Begin RECORDS SHOWN
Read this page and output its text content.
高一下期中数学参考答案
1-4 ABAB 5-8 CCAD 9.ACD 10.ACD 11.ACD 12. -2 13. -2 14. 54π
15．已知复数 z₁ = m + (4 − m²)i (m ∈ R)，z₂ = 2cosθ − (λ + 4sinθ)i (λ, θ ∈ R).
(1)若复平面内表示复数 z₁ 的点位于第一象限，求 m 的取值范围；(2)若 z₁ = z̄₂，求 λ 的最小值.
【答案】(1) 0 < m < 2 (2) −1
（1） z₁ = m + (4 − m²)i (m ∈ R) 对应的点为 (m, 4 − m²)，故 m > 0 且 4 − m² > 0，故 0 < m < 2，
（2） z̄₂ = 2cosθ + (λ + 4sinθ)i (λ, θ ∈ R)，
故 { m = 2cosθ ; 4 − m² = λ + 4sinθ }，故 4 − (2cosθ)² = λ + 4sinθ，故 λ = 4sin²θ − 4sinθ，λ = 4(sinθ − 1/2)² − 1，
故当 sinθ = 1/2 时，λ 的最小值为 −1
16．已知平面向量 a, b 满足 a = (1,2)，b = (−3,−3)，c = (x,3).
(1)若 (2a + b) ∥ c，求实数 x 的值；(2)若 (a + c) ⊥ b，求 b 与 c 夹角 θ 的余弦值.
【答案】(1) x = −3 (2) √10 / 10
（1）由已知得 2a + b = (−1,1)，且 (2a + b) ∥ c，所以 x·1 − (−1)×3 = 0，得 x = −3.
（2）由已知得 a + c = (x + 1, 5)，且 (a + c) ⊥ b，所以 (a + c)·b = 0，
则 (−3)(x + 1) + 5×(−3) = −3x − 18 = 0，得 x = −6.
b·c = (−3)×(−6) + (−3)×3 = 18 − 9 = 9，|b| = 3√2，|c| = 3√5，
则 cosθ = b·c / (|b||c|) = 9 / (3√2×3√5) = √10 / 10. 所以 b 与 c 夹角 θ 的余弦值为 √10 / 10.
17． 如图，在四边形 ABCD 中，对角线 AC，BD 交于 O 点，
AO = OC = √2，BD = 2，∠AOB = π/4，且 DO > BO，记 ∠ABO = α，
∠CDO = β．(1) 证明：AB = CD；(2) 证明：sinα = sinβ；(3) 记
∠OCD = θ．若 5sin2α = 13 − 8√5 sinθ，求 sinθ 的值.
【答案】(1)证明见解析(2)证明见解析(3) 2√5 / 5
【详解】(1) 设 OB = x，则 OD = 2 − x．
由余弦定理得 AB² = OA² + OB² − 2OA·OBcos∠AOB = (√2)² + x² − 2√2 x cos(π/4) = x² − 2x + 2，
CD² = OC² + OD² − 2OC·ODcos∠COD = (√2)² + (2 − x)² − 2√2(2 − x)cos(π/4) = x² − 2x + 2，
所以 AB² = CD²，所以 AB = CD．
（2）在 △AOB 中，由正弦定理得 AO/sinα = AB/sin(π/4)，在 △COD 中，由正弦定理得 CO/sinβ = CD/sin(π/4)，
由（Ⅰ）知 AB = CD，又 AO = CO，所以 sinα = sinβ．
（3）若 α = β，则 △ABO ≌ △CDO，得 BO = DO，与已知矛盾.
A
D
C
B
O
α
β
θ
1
End RECORDS SHOWN
Begin RECORDS SHOWN
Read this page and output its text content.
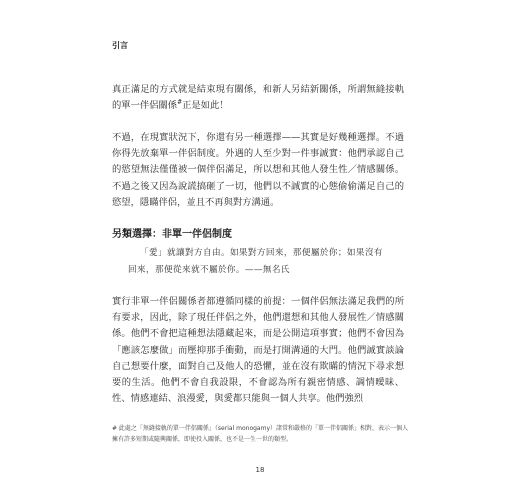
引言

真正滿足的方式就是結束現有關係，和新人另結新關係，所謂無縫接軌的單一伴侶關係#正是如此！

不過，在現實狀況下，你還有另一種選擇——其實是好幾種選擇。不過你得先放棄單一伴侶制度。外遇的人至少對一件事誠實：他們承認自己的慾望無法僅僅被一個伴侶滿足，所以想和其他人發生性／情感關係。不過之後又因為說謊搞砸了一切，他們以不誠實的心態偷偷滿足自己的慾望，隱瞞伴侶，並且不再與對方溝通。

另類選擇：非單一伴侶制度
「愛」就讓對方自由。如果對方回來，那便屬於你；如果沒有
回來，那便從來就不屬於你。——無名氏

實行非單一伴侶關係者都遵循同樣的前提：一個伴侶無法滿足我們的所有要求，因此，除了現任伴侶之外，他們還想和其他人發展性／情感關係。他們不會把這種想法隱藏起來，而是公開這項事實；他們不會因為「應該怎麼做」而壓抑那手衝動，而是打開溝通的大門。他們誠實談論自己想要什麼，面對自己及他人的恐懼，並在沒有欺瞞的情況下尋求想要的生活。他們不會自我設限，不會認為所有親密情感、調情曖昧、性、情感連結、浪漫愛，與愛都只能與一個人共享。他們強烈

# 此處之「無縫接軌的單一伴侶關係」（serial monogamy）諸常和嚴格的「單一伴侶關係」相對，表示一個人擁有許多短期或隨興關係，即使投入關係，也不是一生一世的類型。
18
End RECORDS SHOWN
Pick out and copy the lines of the material that include the word "sinα".

RESULT FOR THIS EXERCISE —
∠CDO = β．(1) 证明：AB = CD；(2) 证明：sinα = sinβ；(3) 记
（2）在 △AOB 中，由正弦定理得 AO/sinα = AB/sin(π/4)，在 △COD 中，由正弦定理得 CO/sinβ = CD/sin(π/4)，
由（Ⅰ）知 AB = CD，又 AO = CO，所以 sinα = sinβ．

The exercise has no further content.